__INSTRUCTION__: Write out the entries again exactly as they are given.

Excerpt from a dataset
— begin —

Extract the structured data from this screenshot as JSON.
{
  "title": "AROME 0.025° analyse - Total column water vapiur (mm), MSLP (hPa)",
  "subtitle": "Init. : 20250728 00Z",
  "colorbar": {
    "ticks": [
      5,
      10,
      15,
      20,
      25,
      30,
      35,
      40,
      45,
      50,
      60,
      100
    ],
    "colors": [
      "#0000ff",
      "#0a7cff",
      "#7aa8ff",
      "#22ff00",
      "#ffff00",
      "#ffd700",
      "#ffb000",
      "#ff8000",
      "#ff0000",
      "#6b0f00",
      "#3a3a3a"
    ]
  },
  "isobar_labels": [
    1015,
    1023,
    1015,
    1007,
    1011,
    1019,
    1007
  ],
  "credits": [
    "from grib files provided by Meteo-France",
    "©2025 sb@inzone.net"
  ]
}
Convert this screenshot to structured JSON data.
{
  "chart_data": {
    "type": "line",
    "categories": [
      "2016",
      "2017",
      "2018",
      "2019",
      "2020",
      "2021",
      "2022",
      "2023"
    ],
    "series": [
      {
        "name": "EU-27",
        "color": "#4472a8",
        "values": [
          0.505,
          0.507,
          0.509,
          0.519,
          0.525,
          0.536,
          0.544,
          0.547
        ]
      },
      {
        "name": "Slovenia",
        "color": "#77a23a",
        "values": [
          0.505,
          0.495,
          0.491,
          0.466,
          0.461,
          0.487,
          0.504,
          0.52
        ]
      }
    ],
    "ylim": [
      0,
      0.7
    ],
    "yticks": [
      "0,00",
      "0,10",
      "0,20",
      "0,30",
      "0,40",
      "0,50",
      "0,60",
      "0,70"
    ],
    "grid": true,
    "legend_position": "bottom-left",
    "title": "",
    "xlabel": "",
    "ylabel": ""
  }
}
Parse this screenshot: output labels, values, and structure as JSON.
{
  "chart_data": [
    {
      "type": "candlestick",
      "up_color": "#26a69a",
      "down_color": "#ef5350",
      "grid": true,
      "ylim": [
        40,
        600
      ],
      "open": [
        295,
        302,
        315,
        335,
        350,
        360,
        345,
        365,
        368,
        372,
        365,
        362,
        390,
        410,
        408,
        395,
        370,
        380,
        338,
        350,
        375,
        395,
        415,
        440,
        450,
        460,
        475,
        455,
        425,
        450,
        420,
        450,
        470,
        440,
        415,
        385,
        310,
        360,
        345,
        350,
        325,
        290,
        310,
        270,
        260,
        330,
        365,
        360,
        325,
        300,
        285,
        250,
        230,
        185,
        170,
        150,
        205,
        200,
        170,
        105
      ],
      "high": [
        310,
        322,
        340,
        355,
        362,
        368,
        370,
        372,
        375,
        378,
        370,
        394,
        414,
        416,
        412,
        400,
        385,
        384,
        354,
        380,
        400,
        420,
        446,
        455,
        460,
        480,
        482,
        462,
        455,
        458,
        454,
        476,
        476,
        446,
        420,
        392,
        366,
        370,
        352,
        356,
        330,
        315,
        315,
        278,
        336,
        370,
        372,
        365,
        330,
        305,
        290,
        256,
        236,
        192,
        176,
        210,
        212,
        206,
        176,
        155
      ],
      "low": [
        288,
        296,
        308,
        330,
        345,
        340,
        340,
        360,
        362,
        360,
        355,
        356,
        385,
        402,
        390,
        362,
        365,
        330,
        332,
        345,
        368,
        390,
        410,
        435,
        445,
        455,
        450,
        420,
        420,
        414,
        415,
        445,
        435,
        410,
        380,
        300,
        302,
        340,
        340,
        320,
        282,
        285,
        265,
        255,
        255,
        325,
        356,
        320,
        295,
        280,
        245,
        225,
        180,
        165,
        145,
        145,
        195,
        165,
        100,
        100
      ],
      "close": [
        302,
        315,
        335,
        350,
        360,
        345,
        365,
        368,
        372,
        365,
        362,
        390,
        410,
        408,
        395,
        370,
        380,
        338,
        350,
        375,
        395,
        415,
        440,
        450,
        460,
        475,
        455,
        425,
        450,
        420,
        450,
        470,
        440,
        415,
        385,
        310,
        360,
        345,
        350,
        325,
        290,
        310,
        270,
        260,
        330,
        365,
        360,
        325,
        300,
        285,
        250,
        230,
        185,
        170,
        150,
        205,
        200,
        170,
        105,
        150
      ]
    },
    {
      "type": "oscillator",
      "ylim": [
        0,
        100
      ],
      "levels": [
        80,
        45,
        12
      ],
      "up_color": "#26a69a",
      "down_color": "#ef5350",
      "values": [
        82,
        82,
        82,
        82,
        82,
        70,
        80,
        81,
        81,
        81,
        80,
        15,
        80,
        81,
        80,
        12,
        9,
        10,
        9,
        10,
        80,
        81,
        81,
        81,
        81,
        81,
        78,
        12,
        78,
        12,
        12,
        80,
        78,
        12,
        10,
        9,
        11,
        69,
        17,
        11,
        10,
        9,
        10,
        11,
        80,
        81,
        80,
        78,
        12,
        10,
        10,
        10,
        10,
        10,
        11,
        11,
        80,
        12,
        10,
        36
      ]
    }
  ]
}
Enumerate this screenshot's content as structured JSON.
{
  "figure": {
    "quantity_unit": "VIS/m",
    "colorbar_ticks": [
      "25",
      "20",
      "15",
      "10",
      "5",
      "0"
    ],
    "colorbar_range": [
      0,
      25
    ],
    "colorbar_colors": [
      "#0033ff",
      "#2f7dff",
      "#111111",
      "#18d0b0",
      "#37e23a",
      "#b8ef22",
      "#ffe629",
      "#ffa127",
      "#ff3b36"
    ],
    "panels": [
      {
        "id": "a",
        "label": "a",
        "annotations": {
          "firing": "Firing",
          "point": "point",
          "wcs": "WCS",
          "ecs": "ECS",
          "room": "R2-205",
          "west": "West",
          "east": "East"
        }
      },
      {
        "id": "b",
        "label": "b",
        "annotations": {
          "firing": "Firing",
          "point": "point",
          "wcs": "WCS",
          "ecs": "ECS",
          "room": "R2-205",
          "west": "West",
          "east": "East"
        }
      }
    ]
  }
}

— end —

__OUTPUT FOR THIS TASK__:
Extract the structured data from this screenshot as JSON.
{
  "title": "AROME 0.025° analyse - Total column water vapiur (mm), MSLP (hPa)",
  "subtitle": "Init. : 20250728 00Z",
  "colorbar": {
    "ticks": [
      5,
      10,
      15,
      20,
      25,
      30,
      35,
      40,
      45,
      50,
      60,
      100
    ],
    "colors": [
      "#0000ff",
      "#0a7cff",
      "#7aa8ff",
      "#22ff00",
      "#ffff00",
      "#ffd700",
      "#ffb000",
      "#ff8000",
      "#ff0000",
      "#6b0f00",
      "#3a3a3a"
    ]
  },
  "isobar_labels": [
    1015,
    1023,
    1015,
    1007,
    1011,
    1019,
    1007
  ],
  "credits": [
    "from grib files provided by Meteo-France",
    "©2025 sb@inzone.net"
  ]
}
Convert this screenshot to structured JSON data.
{
  "chart_data": {
    "type": "line",
    "categories": [
      "2016",
      "2017",
      "2018",
      "2019",
      "2020",
      "2021",
      "2022",
      "2023"
    ],
    "series": [
      {
        "name": "EU-27",
        "color": "#4472a8",
        "values": [
          0.505,
          0.507,
          0.509,
          0.519,
          0.525,
          0.536,
          0.544,
          0.547
        ]
      },
      {
        "name": "Slovenia",
        "color": "#77a23a",
        "values": [
          0.505,
          0.495,
          0.491,
          0.466,
          0.461,
          0.487,
          0.504,
          0.52
        ]
      }
    ],
    "ylim": [
      0,
      0.7
    ],
    "yticks": [
      "0,00",
      "0,10",
      "0,20",
      "0,30",
      "0,40",
      "0,50",
      "0,60",
      "0,70"
    ],
    "grid": true,
    "legend_position": "bottom-left",
    "title": "",
    "xlabel": "",
    "ylabel": ""
  }
}
Parse this screenshot: output labels, values, and structure as JSON.
{
  "chart_data": [
    {
      "type": "candlestick",
      "up_color": "#26a69a",
      "down_color": "#ef5350",
      "grid": true,
      "ylim": [
        40,
        600
      ],
      "open": [
        295,
        302,
        315,
        335,
        350,
        360,
        345,
        365,
        368,
        372,
        365,
        362,
        390,
        410,
        408,
        395,
        370,
        380,
        338,
        350,
        375,
        395,
        415,
        440,
        450,
        460,
        475,
        455,
        425,
        450,
        420,
        450,
        470,
        440,
        415,
        385,
        310,
        360,
        345,
        350,
        325,
        290,
        310,
        270,
        260,
        330,
        365,
        360,
        325,
        300,
        285,
        250,
        230,
        185,
        170,
        150,
        205,
        200,
        170,
        105
      ],
      "high": [
        310,
        322,
        340,
        355,
        362,
        368,
        370,
        372,
        375,
        378,
        370,
        394,
        414,
        416,
        412,
        400,
        385,
        384,
        354,
        380,
        400,
        420,
        446,
        455,
        460,
        480,
        482,
        462,
        455,
        458,
        454,
        476,
        476,
        446,
        420,
        392,
        366,
        370,
        352,
        356,
        330,
        315,
        315,
        278,
        336,
        370,
        372,
        365,
        330,
        305,
        290,
        256,
        236,
        192,
        176,
        210,
        212,
        206,
        176,
        155
      ],
      "low": [
        288,
        296,
        308,
        330,
        345,
        340,
        340,
        360,
        362,
        360,
        355,
        356,
        385,
        402,
        390,
        362,
        365,
        330,
        332,
        345,
        368,
        390,
        410,
        435,
        445,
        455,
        450,
        420,
        420,
        414,
        415,
        445,
        435,
        410,
        380,
        300,
        302,
        340,
        340,
        320,
        282,
        285,
        265,
        255,
        255,
        325,
        356,
        320,
        295,
        280,
        245,
        225,
        180,
        165,
        145,
        145,
        195,
        165,
        100,
        100
      ],
      "close": [
        302,
        315,
        335,
        350,
        360,
        345,
        365,
        368,
        372,
        365,
        362,
        390,
        410,
        408,
        395,
        370,
        380,
        338,
        350,
        375,
        395,
        415,
        440,
        450,
        460,
        475,
        455,
        425,
        450,
        420,
        450,
        470,
        440,
        415,
        385,
        310,
        360,
        345,
        350,
        325,
        290,
        310,
        270,
        260,
        330,
        365,
        360,
        325,
        300,
        285,
        250,
        230,
        185,
        170,
        150,
        205,
        200,
        170,
        105,
        150
      ]
    },
    {
      "type": "oscillator",
      "ylim": [
        0,
        100
      ],
      "levels": [
        80,
        45,
        12
      ],
      "up_color": "#26a69a",
      "down_color": "#ef5350",
      "values": [
        82,
        82,
        82,
        82,
        82,
        70,
        80,
        81,
        81,
        81,
        80,
        15,
        80,
        81,
        80,
        12,
        9,
        10,
        9,
        10,
        80,
        81,
        81,
        81,
        81,
        81,
        78,
        12,
        78,
        12,
        12,
        80,
        78,
        12,
        10,
        9,
        11,
        69,
        17,
        11,
        10,
        9,
        10,
        11,
        80,
        81,
        80,
        78,
        12,
        10,
        10,
        10,
        10,
        10,
        11,
        11,
        80,
        12,
        10,
        36
      ]
    }
  ]
}
Enumerate this screenshot's content as structured JSON.
{
  "figure": {
    "quantity_unit": "VIS/m",
    "colorbar_ticks": [
      "25",
      "20",
      "15",
      "10",
      "5",
      "0"
    ],
    "colorbar_range": [
      0,
      25
    ],
    "colorbar_colors": [
      "#0033ff",
      "#2f7dff",
      "#111111",
      "#18d0b0",
      "#37e23a",
      "#b8ef22",
      "#ffe629",
      "#ffa127",
      "#ff3b36"
    ],
    "panels": [
      {
        "id": "a",
        "label": "a",
        "annotations": {
          "firing": "Firing",
          "point": "point",
          "wcs": "WCS",
          "ecs": "ECS",
          "room": "R2-205",
          "west": "West",
          "east": "East"
        }
      },
      {
        "id": "b",
        "label": "b",
        "annotations": {
          "firing": "Firing",
          "point": "point",
          "wcs": "WCS",
          "ecs": "ECS",
          "room": "R2-205",
          "west": "West",
          "east": "East"
        }
      }
    ]
  }
}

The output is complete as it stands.